Among the entries, which lines carry the string "Programme"? Copy each of them.

# [A block of data]
________________________

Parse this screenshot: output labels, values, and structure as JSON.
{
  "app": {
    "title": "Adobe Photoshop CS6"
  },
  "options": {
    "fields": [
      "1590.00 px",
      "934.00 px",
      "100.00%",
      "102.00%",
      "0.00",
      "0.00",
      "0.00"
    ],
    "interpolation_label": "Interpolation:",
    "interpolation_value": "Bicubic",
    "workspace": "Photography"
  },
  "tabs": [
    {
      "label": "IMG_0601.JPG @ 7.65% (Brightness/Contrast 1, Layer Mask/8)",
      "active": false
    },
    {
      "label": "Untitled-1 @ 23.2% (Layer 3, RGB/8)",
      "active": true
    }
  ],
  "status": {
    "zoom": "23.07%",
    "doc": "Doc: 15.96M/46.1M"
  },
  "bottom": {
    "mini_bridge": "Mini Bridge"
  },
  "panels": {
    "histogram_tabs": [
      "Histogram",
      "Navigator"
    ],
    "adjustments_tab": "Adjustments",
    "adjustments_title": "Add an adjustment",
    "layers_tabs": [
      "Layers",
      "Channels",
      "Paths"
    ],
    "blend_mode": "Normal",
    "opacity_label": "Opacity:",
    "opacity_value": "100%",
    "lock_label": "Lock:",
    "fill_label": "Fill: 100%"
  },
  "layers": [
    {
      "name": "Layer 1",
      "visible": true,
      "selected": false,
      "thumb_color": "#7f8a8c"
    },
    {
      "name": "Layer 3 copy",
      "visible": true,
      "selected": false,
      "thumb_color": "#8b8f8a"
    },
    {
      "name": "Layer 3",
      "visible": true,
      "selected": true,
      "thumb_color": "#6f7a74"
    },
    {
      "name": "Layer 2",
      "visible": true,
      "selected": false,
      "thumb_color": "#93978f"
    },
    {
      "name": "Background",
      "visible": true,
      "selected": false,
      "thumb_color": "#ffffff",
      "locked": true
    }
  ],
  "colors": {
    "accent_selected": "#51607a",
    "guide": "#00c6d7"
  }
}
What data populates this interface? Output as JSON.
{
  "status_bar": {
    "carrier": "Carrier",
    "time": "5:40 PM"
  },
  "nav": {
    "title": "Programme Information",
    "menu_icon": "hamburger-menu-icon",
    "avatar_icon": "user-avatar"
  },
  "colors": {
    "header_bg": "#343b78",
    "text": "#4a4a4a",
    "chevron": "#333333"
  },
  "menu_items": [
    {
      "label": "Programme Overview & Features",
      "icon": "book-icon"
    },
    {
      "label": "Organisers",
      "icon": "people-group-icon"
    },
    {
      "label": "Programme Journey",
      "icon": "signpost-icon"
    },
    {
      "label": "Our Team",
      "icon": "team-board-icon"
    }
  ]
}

________________________

# [RIGHT ANSWER]
    "title": "Programme Information",
      "label": "Programme Overview & Features",
      "label": "Programme Journey",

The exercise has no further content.